**Document excerpt:**
Eleven days have passed since the first big protest near Prime Minister Benjamin Netanyahu's official residence on Balfour Street in Jerusalem, when the first demonstrators were arrested and police used water cannon trucks to disperse the crowd. In those 11 days, at least eight major demonstrations were held on or near Balfour Street, each of them bigger than the last.
On Saturday night at about 9:30 P.M., nearby Paris Square was swarmed with at least 10,000 protesters. The number of people arrested also swiftly went up in recent days, with 55 people detained on Thursday. On Saturday night, at least 12 more people were arrested.
This protest movement owes a debt of gratitude to the police and the Jerusalem Municipality, particularly to Deputy Mayor Arieh King. These protests were born from a small cluster of tents near Balfour Street, the so-called “chair protest” launched by retired general Amir Haskel two months ago, and was fairly calm until, one Friday, Haskel was arrested. The commander who ordered his arrest did so on a confused charge: Haskel, who was standing on the sidewalk, was apparently blocking traffic.

**Brief:**
Edit everything from "This protest movement" down to "apparently blocking traffic." in the article on the Balfour Street protests, changing "sidewalk" to "pavement", and write out that revised stretch.

Dataset records:
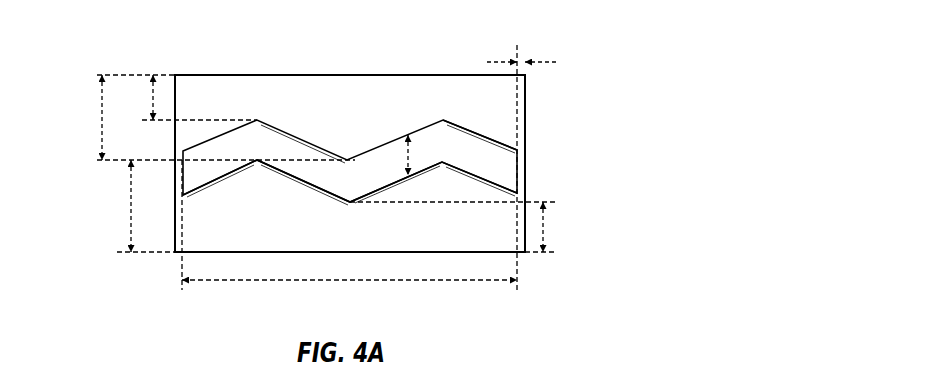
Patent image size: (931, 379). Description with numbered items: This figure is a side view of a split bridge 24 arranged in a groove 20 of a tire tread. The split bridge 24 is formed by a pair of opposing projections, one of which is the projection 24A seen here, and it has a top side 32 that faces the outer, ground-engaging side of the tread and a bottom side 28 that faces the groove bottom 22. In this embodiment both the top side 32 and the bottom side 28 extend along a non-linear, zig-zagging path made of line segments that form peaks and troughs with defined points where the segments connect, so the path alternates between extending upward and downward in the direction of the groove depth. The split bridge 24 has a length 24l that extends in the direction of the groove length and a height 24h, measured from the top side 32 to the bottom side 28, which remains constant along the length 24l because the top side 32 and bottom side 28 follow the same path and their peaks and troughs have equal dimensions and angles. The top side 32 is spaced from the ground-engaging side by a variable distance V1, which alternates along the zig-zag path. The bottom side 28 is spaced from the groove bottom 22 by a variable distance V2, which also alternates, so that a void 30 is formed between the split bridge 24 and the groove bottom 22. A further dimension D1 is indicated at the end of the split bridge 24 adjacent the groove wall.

The groove 20 is at (324, 92).
The groove bottom 22 is at (380, 251).
The split bridge 24 is at (503, 142).
The projection 24A is at (466, 129).
The bottom side 28 is at (303, 178).
The void 30 is at (205, 224).
The top side 32 is at (293, 134).
The variable distance V1 is at (101, 121).
The variable distance V2 is at (130, 218).
The edge offset dimension D1 is at (545, 62).
The height 24h is at (405, 146).
The length 24l is at (348, 282).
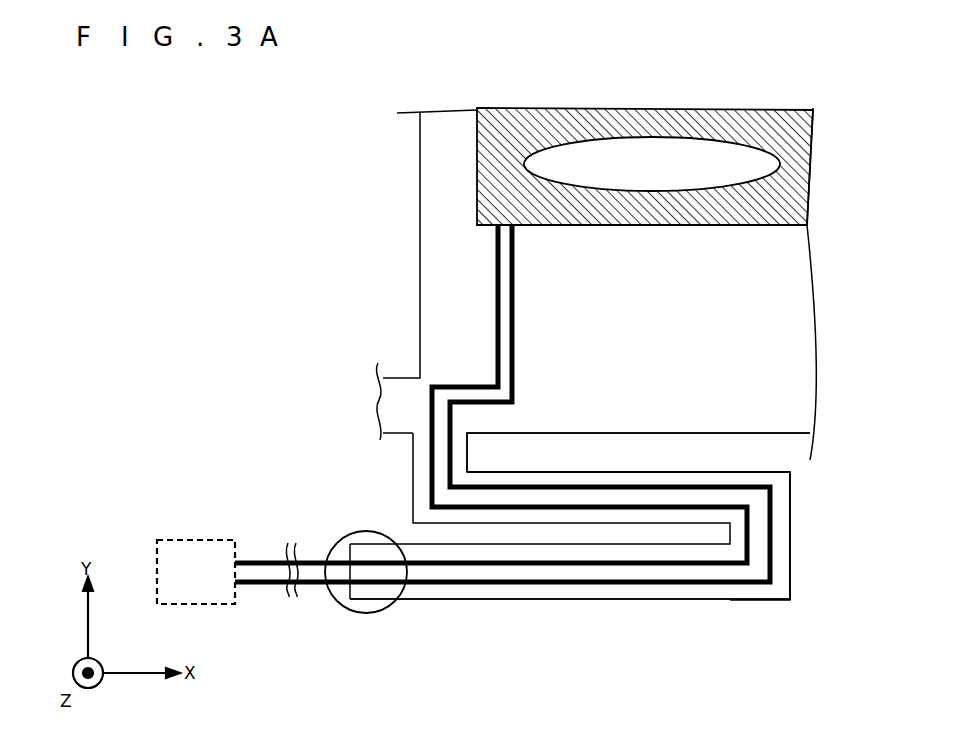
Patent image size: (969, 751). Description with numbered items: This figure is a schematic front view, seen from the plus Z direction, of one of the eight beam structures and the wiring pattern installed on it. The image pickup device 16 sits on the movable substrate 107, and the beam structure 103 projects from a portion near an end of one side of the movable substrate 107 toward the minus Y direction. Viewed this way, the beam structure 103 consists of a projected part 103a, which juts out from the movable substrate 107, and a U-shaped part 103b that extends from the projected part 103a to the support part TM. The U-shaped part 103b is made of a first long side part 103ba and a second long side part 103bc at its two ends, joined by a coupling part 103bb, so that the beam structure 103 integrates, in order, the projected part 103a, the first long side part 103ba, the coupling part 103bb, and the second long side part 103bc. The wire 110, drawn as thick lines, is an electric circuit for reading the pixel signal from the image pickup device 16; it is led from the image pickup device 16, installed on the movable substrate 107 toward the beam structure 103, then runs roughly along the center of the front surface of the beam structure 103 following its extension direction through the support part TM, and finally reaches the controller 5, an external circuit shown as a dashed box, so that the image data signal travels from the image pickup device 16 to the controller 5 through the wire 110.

**Output:**
This protest movement owes a debt of gratitude to the police and the Jerusalem Municipality, particularly to Deputy Mayor Arieh King. These protests were born from a small cluster of tents near Balfour Street, the so-called “chair protest” launched by retired general Amir Haskel two months ago, and was fairly calm until, one Friday, Haskel was arrested. The commander who ordered his arrest did so on a confused charge: Haskel, who was standing on the pavement, was apparently blocking traffic.